Using the listing below, copy every line that mentions "Stillwater".
**** Records supplied
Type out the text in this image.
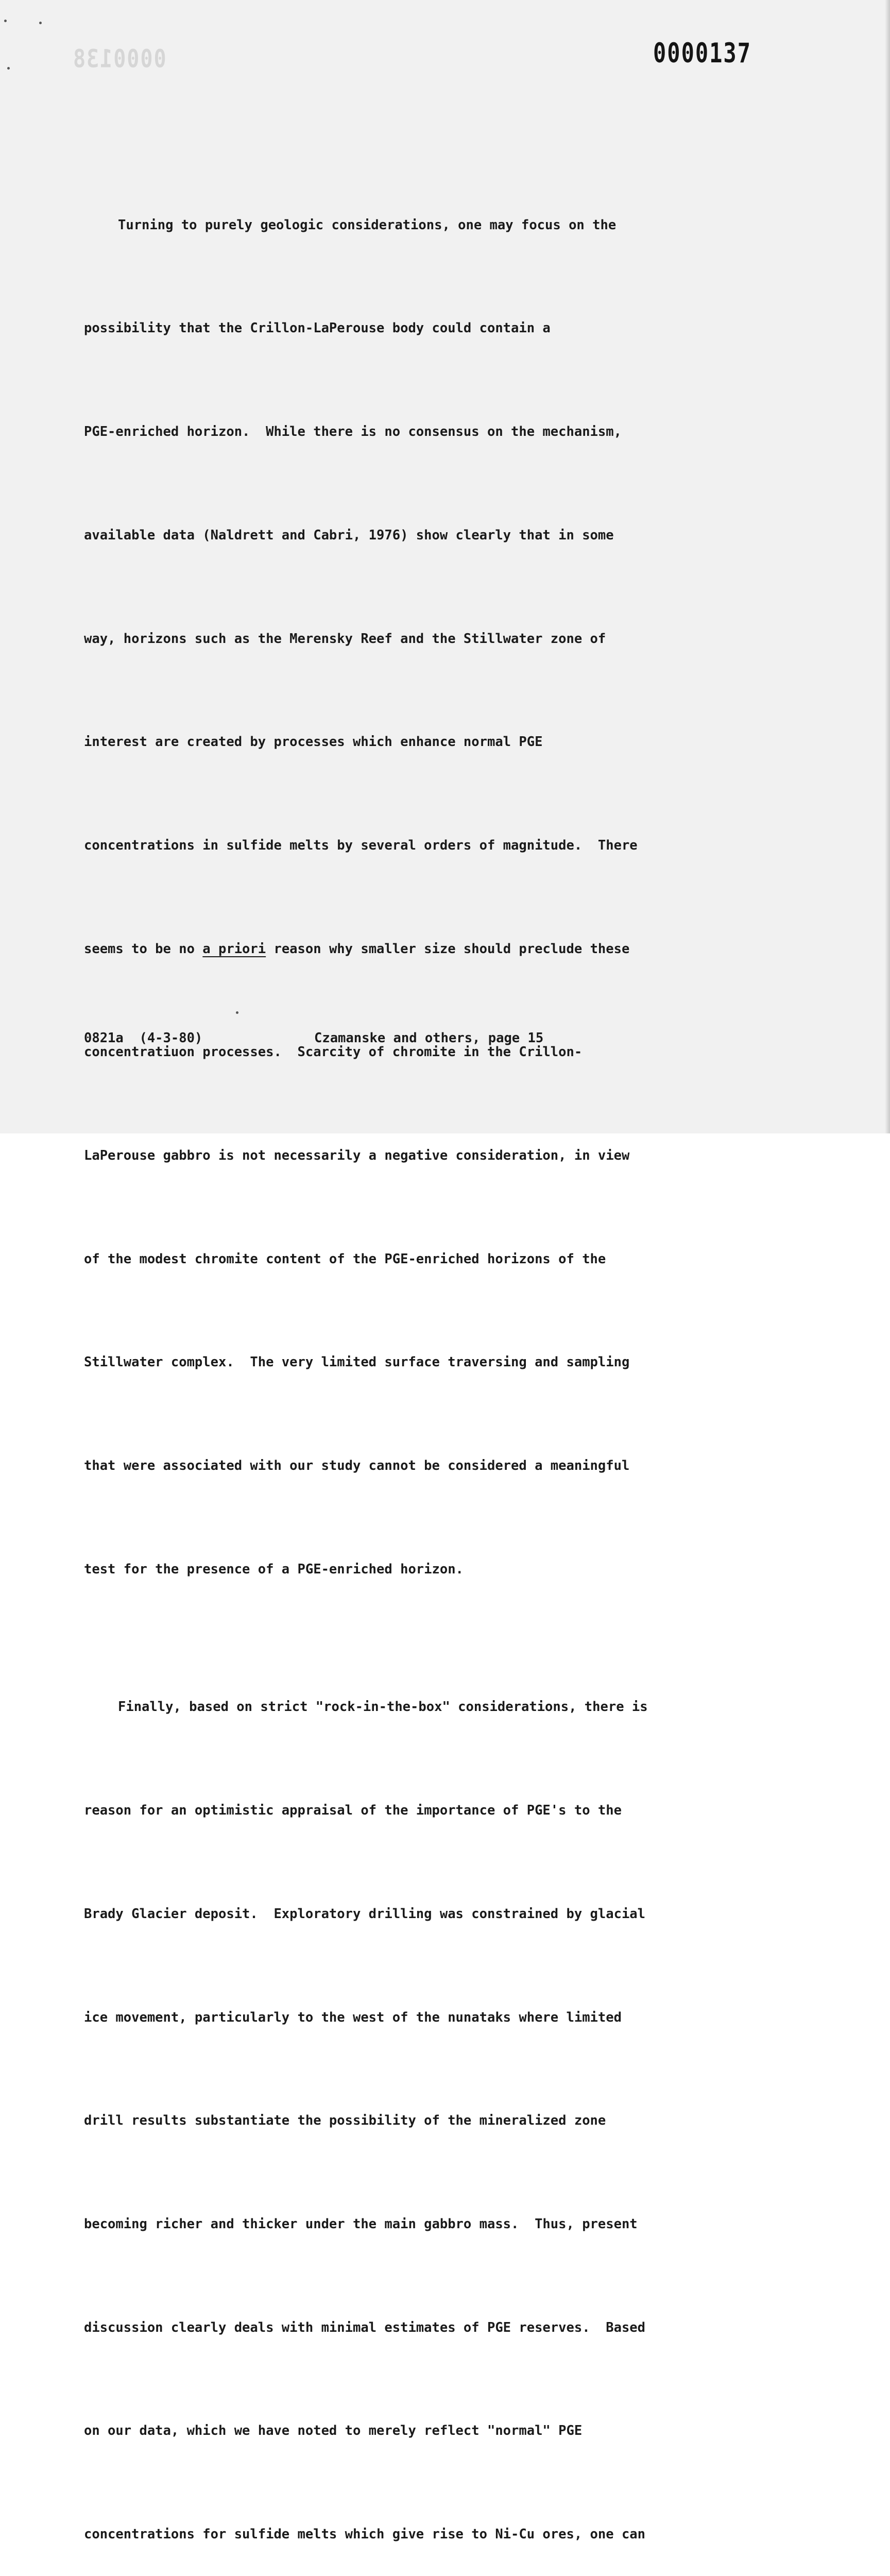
0000138	0000137

Turning to purely geologic considerations, one may focus on the

possibility that the Crillon-LaPerouse body could contain a

PGE-enriched horizon.  While there is no consensus on the mechanism,

available data (Naldrett and Cabri, 1976) show clearly that in some

way, horizons such as the Merensky Reef and the Stillwater zone of

interest are created by processes which enhance normal PGE

concentrations in sulfide melts by several orders of magnitude.  There

seems to be no a priori reason why smaller size should preclude these

concentratiuon processes.  Scarcity of chromite in the Crillon-

LaPerouse gabbro is not necessarily a negative consideration, in view

of the modest chromite content of the PGE-enriched horizons of the

Stillwater complex.  The very limited surface traversing and sampling

that were associated with our study cannot be considered a meaningful

test for the presence of a PGE-enriched horizon.

Finally, based on strict "rock-in-the-box" considerations, there is

reason for an optimistic appraisal of the importance of PGE's to the

Brady Glacier deposit.  Exploratory drilling was constrained by glacial

ice movement, particularly to the west of the nunataks where limited

drill results substantiate the possibility of the mineralized zone

becoming richer and thicker under the main gabbro mass.  Thus, present

discussion clearly deals with minimal estimates of PGE reserves.  Based

on our data, which we have noted to merely reflect "normal" PGE

concentrations for sulfide melts which give rise to Ni-Cu ores, one can

0821a  (4-3-80)

	Czamanske and others, page 15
********
> [The completed task]:
way, horizons such as the Merensky Reef and the Stillwater zone of
Stillwater complex.  The very limited surface traversing and sampling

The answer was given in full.